Saved entries

## Begin

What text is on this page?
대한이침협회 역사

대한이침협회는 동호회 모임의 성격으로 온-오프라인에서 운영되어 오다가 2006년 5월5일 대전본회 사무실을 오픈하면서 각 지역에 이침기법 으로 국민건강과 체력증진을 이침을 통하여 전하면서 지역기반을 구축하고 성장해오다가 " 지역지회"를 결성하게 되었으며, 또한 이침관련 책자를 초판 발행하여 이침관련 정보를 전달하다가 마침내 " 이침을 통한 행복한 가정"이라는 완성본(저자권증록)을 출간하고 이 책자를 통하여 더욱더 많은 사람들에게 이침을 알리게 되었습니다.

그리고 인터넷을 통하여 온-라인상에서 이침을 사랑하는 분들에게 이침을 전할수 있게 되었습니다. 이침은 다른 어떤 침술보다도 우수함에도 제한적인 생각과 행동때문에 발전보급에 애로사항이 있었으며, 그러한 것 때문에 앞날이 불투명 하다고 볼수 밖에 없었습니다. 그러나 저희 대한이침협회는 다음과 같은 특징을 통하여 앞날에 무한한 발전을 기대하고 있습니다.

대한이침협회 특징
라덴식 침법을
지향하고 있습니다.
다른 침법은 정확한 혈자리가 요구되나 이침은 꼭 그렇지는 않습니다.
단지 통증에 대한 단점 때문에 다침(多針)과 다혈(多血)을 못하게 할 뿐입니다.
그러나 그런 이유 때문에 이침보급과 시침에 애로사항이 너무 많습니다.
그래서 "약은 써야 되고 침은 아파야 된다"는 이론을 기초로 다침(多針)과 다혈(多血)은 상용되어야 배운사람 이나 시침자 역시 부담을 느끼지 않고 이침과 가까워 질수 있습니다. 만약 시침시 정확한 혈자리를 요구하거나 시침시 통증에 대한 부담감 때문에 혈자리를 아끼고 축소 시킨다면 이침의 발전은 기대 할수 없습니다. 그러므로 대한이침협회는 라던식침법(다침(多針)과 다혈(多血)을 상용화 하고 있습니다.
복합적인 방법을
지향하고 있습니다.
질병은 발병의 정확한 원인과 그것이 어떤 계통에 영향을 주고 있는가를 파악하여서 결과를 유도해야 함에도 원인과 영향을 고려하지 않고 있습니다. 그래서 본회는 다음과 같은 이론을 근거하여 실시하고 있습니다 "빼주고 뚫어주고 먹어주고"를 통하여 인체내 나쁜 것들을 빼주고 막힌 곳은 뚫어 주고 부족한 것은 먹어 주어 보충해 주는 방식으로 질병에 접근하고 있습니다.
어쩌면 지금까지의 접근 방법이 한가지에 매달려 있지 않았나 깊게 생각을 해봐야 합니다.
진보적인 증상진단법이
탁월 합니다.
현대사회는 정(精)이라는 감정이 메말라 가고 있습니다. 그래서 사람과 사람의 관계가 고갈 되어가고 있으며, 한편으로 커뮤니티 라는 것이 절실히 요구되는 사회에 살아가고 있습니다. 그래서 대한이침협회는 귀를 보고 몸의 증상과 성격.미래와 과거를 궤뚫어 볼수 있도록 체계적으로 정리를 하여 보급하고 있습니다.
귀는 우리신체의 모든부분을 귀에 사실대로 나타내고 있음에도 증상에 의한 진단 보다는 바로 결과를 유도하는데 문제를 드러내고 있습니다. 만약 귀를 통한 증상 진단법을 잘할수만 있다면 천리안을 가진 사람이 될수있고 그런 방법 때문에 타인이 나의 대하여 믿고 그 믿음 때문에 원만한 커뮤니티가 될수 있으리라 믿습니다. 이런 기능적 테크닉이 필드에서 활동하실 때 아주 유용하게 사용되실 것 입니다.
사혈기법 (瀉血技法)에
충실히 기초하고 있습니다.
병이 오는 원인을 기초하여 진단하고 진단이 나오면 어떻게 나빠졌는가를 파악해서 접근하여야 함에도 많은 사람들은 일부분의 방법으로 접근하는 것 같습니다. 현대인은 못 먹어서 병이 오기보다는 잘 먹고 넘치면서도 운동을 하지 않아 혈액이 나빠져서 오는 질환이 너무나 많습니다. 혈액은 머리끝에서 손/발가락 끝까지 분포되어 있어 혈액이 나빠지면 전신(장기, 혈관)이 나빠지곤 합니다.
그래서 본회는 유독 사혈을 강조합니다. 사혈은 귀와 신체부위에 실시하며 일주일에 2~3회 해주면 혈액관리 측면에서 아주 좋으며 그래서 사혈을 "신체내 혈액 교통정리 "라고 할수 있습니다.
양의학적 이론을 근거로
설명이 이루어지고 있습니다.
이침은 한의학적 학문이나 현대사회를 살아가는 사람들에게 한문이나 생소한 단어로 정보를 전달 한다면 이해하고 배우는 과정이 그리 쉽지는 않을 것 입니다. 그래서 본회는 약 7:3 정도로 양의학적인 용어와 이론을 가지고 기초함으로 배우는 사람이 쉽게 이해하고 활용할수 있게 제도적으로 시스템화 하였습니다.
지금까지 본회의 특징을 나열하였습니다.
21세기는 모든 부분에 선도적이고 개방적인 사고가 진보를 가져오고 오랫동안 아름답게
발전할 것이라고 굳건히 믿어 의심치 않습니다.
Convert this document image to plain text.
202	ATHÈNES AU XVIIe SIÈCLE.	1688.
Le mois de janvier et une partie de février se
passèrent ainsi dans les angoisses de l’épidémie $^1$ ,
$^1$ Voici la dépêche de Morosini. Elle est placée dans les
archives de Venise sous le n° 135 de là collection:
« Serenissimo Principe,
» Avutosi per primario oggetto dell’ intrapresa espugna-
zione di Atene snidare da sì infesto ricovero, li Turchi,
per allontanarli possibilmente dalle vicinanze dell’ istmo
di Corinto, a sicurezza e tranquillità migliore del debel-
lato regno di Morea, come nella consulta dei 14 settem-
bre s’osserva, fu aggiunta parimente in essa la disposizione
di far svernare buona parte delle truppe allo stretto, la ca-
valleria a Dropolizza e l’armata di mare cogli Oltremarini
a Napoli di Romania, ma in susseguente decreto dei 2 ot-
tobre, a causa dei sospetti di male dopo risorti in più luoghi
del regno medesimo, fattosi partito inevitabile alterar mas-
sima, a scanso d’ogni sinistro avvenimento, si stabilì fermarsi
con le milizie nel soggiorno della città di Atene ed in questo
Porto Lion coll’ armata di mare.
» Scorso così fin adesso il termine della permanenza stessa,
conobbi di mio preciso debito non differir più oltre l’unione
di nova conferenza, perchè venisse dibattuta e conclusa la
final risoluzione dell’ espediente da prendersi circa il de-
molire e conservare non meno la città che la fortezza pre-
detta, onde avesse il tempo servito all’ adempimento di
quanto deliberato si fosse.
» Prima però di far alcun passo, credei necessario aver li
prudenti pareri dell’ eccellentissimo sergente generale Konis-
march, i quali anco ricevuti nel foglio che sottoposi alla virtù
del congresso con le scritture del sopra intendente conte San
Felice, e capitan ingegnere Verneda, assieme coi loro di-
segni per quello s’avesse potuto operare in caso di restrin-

## End

_Work to complete_
Transcribe the material above word for word.

_Written reply_
What text is on this page?
대한이침협회 역사

대한이침협회는 동호회 모임의 성격으로 온-오프라인에서 운영되어 오다가 2006년 5월5일 대전본회 사무실을 오픈하면서 각 지역에 이침기법 으로 국민건강과 체력증진을 이침을 통하여 전하면서 지역기반을 구축하고 성장해오다가 " 지역지회"를 결성하게 되었으며, 또한 이침관련 책자를 초판 발행하여 이침관련 정보를 전달하다가 마침내 " 이침을 통한 행복한 가정"이라는 완성본(저자권증록)을 출간하고 이 책자를 통하여 더욱더 많은 사람들에게 이침을 알리게 되었습니다.

그리고 인터넷을 통하여 온-라인상에서 이침을 사랑하는 분들에게 이침을 전할수 있게 되었습니다. 이침은 다른 어떤 침술보다도 우수함에도 제한적인 생각과 행동때문에 발전보급에 애로사항이 있었으며, 그러한 것 때문에 앞날이 불투명 하다고 볼수 밖에 없었습니다. 그러나 저희 대한이침협회는 다음과 같은 특징을 통하여 앞날에 무한한 발전을 기대하고 있습니다.

대한이침협회 특징
라덴식 침법을
지향하고 있습니다.
다른 침법은 정확한 혈자리가 요구되나 이침은 꼭 그렇지는 않습니다.
단지 통증에 대한 단점 때문에 다침(多針)과 다혈(多血)을 못하게 할 뿐입니다.
그러나 그런 이유 때문에 이침보급과 시침에 애로사항이 너무 많습니다.
그래서 "약은 써야 되고 침은 아파야 된다"는 이론을 기초로 다침(多針)과 다혈(多血)은 상용되어야 배운사람 이나 시침자 역시 부담을 느끼지 않고 이침과 가까워 질수 있습니다. 만약 시침시 정확한 혈자리를 요구하거나 시침시 통증에 대한 부담감 때문에 혈자리를 아끼고 축소 시킨다면 이침의 발전은 기대 할수 없습니다. 그러므로 대한이침협회는 라던식침법(다침(多針)과 다혈(多血)을 상용화 하고 있습니다.
복합적인 방법을
지향하고 있습니다.
질병은 발병의 정확한 원인과 그것이 어떤 계통에 영향을 주고 있는가를 파악하여서 결과를 유도해야 함에도 원인과 영향을 고려하지 않고 있습니다. 그래서 본회는 다음과 같은 이론을 근거하여 실시하고 있습니다 "빼주고 뚫어주고 먹어주고"를 통하여 인체내 나쁜 것들을 빼주고 막힌 곳은 뚫어 주고 부족한 것은 먹어 주어 보충해 주는 방식으로 질병에 접근하고 있습니다.
어쩌면 지금까지의 접근 방법이 한가지에 매달려 있지 않았나 깊게 생각을 해봐야 합니다.
진보적인 증상진단법이
탁월 합니다.
현대사회는 정(精)이라는 감정이 메말라 가고 있습니다. 그래서 사람과 사람의 관계가 고갈 되어가고 있으며, 한편으로 커뮤니티 라는 것이 절실히 요구되는 사회에 살아가고 있습니다. 그래서 대한이침협회는 귀를 보고 몸의 증상과 성격.미래와 과거를 궤뚫어 볼수 있도록 체계적으로 정리를 하여 보급하고 있습니다.
귀는 우리신체의 모든부분을 귀에 사실대로 나타내고 있음에도 증상에 의한 진단 보다는 바로 결과를 유도하는데 문제를 드러내고 있습니다. 만약 귀를 통한 증상 진단법을 잘할수만 있다면 천리안을 가진 사람이 될수있고 그런 방법 때문에 타인이 나의 대하여 믿고 그 믿음 때문에 원만한 커뮤니티가 될수 있으리라 믿습니다. 이런 기능적 테크닉이 필드에서 활동하실 때 아주 유용하게 사용되실 것 입니다.
사혈기법 (瀉血技法)에
충실히 기초하고 있습니다.
병이 오는 원인을 기초하여 진단하고 진단이 나오면 어떻게 나빠졌는가를 파악해서 접근하여야 함에도 많은 사람들은 일부분의 방법으로 접근하는 것 같습니다. 현대인은 못 먹어서 병이 오기보다는 잘 먹고 넘치면서도 운동을 하지 않아 혈액이 나빠져서 오는 질환이 너무나 많습니다. 혈액은 머리끝에서 손/발가락 끝까지 분포되어 있어 혈액이 나빠지면 전신(장기, 혈관)이 나빠지곤 합니다.
그래서 본회는 유독 사혈을 강조합니다. 사혈은 귀와 신체부위에 실시하며 일주일에 2~3회 해주면 혈액관리 측면에서 아주 좋으며 그래서 사혈을 "신체내 혈액 교통정리 "라고 할수 있습니다.
양의학적 이론을 근거로
설명이 이루어지고 있습니다.
이침은 한의학적 학문이나 현대사회를 살아가는 사람들에게 한문이나 생소한 단어로 정보를 전달 한다면 이해하고 배우는 과정이 그리 쉽지는 않을 것 입니다. 그래서 본회는 약 7:3 정도로 양의학적인 용어와 이론을 가지고 기초함으로 배우는 사람이 쉽게 이해하고 활용할수 있게 제도적으로 시스템화 하였습니다.
지금까지 본회의 특징을 나열하였습니다.
21세기는 모든 부분에 선도적이고 개방적인 사고가 진보를 가져오고 오랫동안 아름답게
발전할 것이라고 굳건히 믿어 의심치 않습니다.
Convert this document image to plain text.
202	ATHÈNES AU XVIIe SIÈCLE.	1688.
Le mois de janvier et une partie de février se
passèrent ainsi dans les angoisses de l’épidémie $^1$ ,
$^1$ Voici la dépêche de Morosini. Elle est placée dans les
archives de Venise sous le n° 135 de là collection:
« Serenissimo Principe,
» Avutosi per primario oggetto dell’ intrapresa espugna-
zione di Atene snidare da sì infesto ricovero, li Turchi,
per allontanarli possibilmente dalle vicinanze dell’ istmo
di Corinto, a sicurezza e tranquillità migliore del debel-
lato regno di Morea, come nella consulta dei 14 settem-
bre s’osserva, fu aggiunta parimente in essa la disposizione
di far svernare buona parte delle truppe allo stretto, la ca-
valleria a Dropolizza e l’armata di mare cogli Oltremarini
a Napoli di Romania, ma in susseguente decreto dei 2 ot-
tobre, a causa dei sospetti di male dopo risorti in più luoghi
del regno medesimo, fattosi partito inevitabile alterar mas-
sima, a scanso d’ogni sinistro avvenimento, si stabilì fermarsi
con le milizie nel soggiorno della città di Atene ed in questo
Porto Lion coll’ armata di mare.
» Scorso così fin adesso il termine della permanenza stessa,
conobbi di mio preciso debito non differir più oltre l’unione
di nova conferenza, perchè venisse dibattuta e conclusa la
final risoluzione dell’ espediente da prendersi circa il de-
molire e conservare non meno la città che la fortezza pre-
detta, onde avesse il tempo servito all’ adempimento di
quanto deliberato si fosse.
» Prima però di far alcun passo, credei necessario aver li
prudenti pareri dell’ eccellentissimo sergente generale Konis-
march, i quali anco ricevuti nel foglio che sottoposi alla virtù
del congresso con le scritture del sopra intendente conte San
Felice, e capitan ingegnere Verneda, assieme coi loro di-
segni per quello s’avesse potuto operare in caso di restrin-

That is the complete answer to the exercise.